◆ **Rows**:
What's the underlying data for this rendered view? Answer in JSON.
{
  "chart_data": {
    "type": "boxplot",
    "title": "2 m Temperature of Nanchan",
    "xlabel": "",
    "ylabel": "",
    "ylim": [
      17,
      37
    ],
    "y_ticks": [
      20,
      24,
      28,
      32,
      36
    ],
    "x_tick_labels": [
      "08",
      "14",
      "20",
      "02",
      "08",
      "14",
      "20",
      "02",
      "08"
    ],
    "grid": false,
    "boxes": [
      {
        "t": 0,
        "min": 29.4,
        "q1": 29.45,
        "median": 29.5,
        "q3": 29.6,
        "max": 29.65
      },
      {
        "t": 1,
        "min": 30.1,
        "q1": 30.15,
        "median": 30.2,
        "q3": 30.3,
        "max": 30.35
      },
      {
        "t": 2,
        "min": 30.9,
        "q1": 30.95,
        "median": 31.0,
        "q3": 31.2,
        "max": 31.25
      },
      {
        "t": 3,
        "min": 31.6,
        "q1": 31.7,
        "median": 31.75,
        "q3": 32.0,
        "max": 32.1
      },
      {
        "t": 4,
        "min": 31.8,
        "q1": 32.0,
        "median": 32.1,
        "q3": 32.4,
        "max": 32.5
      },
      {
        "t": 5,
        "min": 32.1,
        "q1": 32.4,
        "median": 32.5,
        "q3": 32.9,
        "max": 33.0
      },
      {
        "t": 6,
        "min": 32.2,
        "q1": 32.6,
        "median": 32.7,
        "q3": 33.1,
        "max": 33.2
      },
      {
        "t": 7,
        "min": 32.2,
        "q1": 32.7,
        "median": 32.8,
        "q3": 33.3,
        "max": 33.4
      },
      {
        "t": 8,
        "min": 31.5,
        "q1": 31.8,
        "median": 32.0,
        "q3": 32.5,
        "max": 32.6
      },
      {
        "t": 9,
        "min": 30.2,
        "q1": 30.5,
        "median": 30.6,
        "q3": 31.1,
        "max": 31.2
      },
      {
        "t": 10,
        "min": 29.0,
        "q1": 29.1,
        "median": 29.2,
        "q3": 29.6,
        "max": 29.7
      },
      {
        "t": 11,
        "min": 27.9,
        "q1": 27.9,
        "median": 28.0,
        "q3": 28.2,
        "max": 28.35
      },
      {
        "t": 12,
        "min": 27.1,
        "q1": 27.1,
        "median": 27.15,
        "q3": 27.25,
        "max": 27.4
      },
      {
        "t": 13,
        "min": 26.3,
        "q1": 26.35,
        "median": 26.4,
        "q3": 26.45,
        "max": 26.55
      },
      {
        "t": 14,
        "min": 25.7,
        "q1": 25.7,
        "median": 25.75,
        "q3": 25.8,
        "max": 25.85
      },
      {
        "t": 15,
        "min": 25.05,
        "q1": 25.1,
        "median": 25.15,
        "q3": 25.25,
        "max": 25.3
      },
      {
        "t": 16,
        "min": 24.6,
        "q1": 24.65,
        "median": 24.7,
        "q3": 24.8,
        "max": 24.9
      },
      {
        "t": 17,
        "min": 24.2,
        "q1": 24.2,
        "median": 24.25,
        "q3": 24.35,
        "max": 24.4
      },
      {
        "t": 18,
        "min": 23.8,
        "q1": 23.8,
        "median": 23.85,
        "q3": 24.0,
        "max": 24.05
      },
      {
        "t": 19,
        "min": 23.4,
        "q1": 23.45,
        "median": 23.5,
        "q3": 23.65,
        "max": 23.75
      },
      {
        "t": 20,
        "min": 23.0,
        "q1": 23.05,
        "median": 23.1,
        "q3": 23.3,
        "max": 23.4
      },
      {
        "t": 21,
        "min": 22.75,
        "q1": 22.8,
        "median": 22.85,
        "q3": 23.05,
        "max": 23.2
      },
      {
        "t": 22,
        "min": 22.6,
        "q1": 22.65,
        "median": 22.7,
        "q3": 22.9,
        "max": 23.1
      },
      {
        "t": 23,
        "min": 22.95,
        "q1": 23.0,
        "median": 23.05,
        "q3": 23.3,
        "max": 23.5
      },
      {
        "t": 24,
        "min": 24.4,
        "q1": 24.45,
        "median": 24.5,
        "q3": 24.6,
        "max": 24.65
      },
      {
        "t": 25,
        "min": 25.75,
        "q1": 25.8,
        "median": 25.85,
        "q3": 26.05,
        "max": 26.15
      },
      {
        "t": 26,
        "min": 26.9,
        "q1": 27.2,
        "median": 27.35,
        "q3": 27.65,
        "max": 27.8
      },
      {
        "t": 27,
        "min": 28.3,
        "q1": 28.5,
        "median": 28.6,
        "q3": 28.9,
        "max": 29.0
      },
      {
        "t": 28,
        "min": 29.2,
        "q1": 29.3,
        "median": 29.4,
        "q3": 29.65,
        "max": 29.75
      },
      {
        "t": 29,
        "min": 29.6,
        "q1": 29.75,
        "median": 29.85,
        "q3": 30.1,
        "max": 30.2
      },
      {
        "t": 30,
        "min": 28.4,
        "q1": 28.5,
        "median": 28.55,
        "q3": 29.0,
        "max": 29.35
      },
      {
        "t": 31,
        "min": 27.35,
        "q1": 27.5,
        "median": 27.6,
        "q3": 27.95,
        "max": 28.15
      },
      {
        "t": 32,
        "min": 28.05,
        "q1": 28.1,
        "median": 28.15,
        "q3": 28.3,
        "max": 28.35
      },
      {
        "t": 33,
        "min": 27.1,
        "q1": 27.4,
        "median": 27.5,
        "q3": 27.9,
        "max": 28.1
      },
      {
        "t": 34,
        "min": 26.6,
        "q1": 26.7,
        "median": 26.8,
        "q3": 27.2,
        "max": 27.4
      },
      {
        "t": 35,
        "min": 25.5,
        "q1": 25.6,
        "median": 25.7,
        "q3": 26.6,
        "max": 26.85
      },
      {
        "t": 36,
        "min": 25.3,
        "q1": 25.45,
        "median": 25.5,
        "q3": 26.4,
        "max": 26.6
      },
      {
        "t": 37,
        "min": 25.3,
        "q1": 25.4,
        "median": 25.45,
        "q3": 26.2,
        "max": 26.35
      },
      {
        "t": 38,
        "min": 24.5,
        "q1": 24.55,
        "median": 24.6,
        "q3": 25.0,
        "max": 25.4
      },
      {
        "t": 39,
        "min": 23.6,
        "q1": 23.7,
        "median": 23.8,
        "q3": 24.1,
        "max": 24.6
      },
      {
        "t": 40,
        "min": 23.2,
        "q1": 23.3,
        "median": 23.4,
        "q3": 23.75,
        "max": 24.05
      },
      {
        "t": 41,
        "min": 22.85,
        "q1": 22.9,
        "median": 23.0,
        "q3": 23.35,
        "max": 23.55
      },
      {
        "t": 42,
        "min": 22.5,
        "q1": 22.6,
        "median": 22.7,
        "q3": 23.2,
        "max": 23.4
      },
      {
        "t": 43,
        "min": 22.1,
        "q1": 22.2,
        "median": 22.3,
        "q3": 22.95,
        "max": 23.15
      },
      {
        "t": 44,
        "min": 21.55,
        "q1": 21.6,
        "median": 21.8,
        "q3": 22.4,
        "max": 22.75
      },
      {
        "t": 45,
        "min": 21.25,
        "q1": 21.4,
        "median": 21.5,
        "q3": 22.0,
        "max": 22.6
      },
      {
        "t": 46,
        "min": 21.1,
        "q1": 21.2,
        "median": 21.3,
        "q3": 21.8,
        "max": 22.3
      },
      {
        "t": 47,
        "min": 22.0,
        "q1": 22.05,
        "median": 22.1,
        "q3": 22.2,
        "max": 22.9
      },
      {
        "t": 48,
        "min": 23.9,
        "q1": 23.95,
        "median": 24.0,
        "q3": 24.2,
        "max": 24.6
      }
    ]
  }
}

◆ **Required work**: Repeat each record exactly, leaving nothing out.

◆ **Answer**:
What's the underlying data for this rendered view? Answer in JSON.
{
  "chart_data": {
    "type": "boxplot",
    "title": "2 m Temperature of Nanchan",
    "xlabel": "",
    "ylabel": "",
    "ylim": [
      17,
      37
    ],
    "y_ticks": [
      20,
      24,
      28,
      32,
      36
    ],
    "x_tick_labels": [
      "08",
      "14",
      "20",
      "02",
      "08",
      "14",
      "20",
      "02",
      "08"
    ],
    "grid": false,
    "boxes": [
      {
        "t": 0,
        "min": 29.4,
        "q1": 29.45,
        "median": 29.5,
        "q3": 29.6,
        "max": 29.65
      },
      {
        "t": 1,
        "min": 30.1,
        "q1": 30.15,
        "median": 30.2,
        "q3": 30.3,
        "max": 30.35
      },
      {
        "t": 2,
        "min": 30.9,
        "q1": 30.95,
        "median": 31.0,
        "q3": 31.2,
        "max": 31.25
      },
      {
        "t": 3,
        "min": 31.6,
        "q1": 31.7,
        "median": 31.75,
        "q3": 32.0,
        "max": 32.1
      },
      {
        "t": 4,
        "min": 31.8,
        "q1": 32.0,
        "median": 32.1,
        "q3": 32.4,
        "max": 32.5
      },
      {
        "t": 5,
        "min": 32.1,
        "q1": 32.4,
        "median": 32.5,
        "q3": 32.9,
        "max": 33.0
      },
      {
        "t": 6,
        "min": 32.2,
        "q1": 32.6,
        "median": 32.7,
        "q3": 33.1,
        "max": 33.2
      },
      {
        "t": 7,
        "min": 32.2,
        "q1": 32.7,
        "median": 32.8,
        "q3": 33.3,
        "max": 33.4
      },
      {
        "t": 8,
        "min": 31.5,
        "q1": 31.8,
        "median": 32.0,
        "q3": 32.5,
        "max": 32.6
      },
      {
        "t": 9,
        "min": 30.2,
        "q1": 30.5,
        "median": 30.6,
        "q3": 31.1,
        "max": 31.2
      },
      {
        "t": 10,
        "min": 29.0,
        "q1": 29.1,
        "median": 29.2,
        "q3": 29.6,
        "max": 29.7
      },
      {
        "t": 11,
        "min": 27.9,
        "q1": 27.9,
        "median": 28.0,
        "q3": 28.2,
        "max": 28.35
      },
      {
        "t": 12,
        "min": 27.1,
        "q1": 27.1,
        "median": 27.15,
        "q3": 27.25,
        "max": 27.4
      },
      {
        "t": 13,
        "min": 26.3,
        "q1": 26.35,
        "median": 26.4,
        "q3": 26.45,
        "max": 26.55
      },
      {
        "t": 14,
        "min": 25.7,
        "q1": 25.7,
        "median": 25.75,
        "q3": 25.8,
        "max": 25.85
      },
      {
        "t": 15,
        "min": 25.05,
        "q1": 25.1,
        "median": 25.15,
        "q3": 25.25,
        "max": 25.3
      },
      {
        "t": 16,
        "min": 24.6,
        "q1": 24.65,
        "median": 24.7,
        "q3": 24.8,
        "max": 24.9
      },
      {
        "t": 17,
        "min": 24.2,
        "q1": 24.2,
        "median": 24.25,
        "q3": 24.35,
        "max": 24.4
      },
      {
        "t": 18,
        "min": 23.8,
        "q1": 23.8,
        "median": 23.85,
        "q3": 24.0,
        "max": 24.05
      },
      {
        "t": 19,
        "min": 23.4,
        "q1": 23.45,
        "median": 23.5,
        "q3": 23.65,
        "max": 23.75
      },
      {
        "t": 20,
        "min": 23.0,
        "q1": 23.05,
        "median": 23.1,
        "q3": 23.3,
        "max": 23.4
      },
      {
        "t": 21,
        "min": 22.75,
        "q1": 22.8,
        "median": 22.85,
        "q3": 23.05,
        "max": 23.2
      },
      {
        "t": 22,
        "min": 22.6,
        "q1": 22.65,
        "median": 22.7,
        "q3": 22.9,
        "max": 23.1
      },
      {
        "t": 23,
        "min": 22.95,
        "q1": 23.0,
        "median": 23.05,
        "q3": 23.3,
        "max": 23.5
      },
      {
        "t": 24,
        "min": 24.4,
        "q1": 24.45,
        "median": 24.5,
        "q3": 24.6,
        "max": 24.65
      },
      {
        "t": 25,
        "min": 25.75,
        "q1": 25.8,
        "median": 25.85,
        "q3": 26.05,
        "max": 26.15
      },
      {
        "t": 26,
        "min": 26.9,
        "q1": 27.2,
        "median": 27.35,
        "q3": 27.65,
        "max": 27.8
      },
      {
        "t": 27,
        "min": 28.3,
        "q1": 28.5,
        "median": 28.6,
        "q3": 28.9,
        "max": 29.0
      },
      {
        "t": 28,
        "min": 29.2,
        "q1": 29.3,
        "median": 29.4,
        "q3": 29.65,
        "max": 29.75
      },
      {
        "t": 29,
        "min": 29.6,
        "q1": 29.75,
        "median": 29.85,
        "q3": 30.1,
        "max": 30.2
      },
      {
        "t": 30,
        "min": 28.4,
        "q1": 28.5,
        "median": 28.55,
        "q3": 29.0,
        "max": 29.35
      },
      {
        "t": 31,
        "min": 27.35,
        "q1": 27.5,
        "median": 27.6,
        "q3": 27.95,
        "max": 28.15
      },
      {
        "t": 32,
        "min": 28.05,
        "q1": 28.1,
        "median": 28.15,
        "q3": 28.3,
        "max": 28.35
      },
      {
        "t": 33,
        "min": 27.1,
        "q1": 27.4,
        "median": 27.5,
        "q3": 27.9,
        "max": 28.1
      },
      {
        "t": 34,
        "min": 26.6,
        "q1": 26.7,
        "median": 26.8,
        "q3": 27.2,
        "max": 27.4
      },
      {
        "t": 35,
        "min": 25.5,
        "q1": 25.6,
        "median": 25.7,
        "q3": 26.6,
        "max": 26.85
      },
      {
        "t": 36,
        "min": 25.3,
        "q1": 25.45,
        "median": 25.5,
        "q3": 26.4,
        "max": 26.6
      },
      {
        "t": 37,
        "min": 25.3,
        "q1": 25.4,
        "median": 25.45,
        "q3": 26.2,
        "max": 26.35
      },
      {
        "t": 38,
        "min": 24.5,
        "q1": 24.55,
        "median": 24.6,
        "q3": 25.0,
        "max": 25.4
      },
      {
        "t": 39,
        "min": 23.6,
        "q1": 23.7,
        "median": 23.8,
        "q3": 24.1,
        "max": 24.6
      },
      {
        "t": 40,
        "min": 23.2,
        "q1": 23.3,
        "median": 23.4,
        "q3": 23.75,
        "max": 24.05
      },
      {
        "t": 41,
        "min": 22.85,
        "q1": 22.9,
        "median": 23.0,
        "q3": 23.35,
        "max": 23.55
      },
      {
        "t": 42,
        "min": 22.5,
        "q1": 22.6,
        "median": 22.7,
        "q3": 23.2,
        "max": 23.4
      },
      {
        "t": 43,
        "min": 22.1,
        "q1": 22.2,
        "median": 22.3,
        "q3": 22.95,
        "max": 23.15
      },
      {
        "t": 44,
        "min": 21.55,
        "q1": 21.6,
        "median": 21.8,
        "q3": 22.4,
        "max": 22.75
      },
      {
        "t": 45,
        "min": 21.25,
        "q1": 21.4,
        "median": 21.5,
        "q3": 22.0,
        "max": 22.6
      },
      {
        "t": 46,
        "min": 21.1,
        "q1": 21.2,
        "median": 21.3,
        "q3": 21.8,
        "max": 22.3
      },
      {
        "t": 47,
        "min": 22.0,
        "q1": 22.05,
        "median": 22.1,
        "q3": 22.2,
        "max": 22.9
      },
      {
        "t": 48,
        "min": 23.9,
        "q1": 23.95,
        "median": 24.0,
        "q3": 24.2,
        "max": 24.6
      }
    ]
  }
}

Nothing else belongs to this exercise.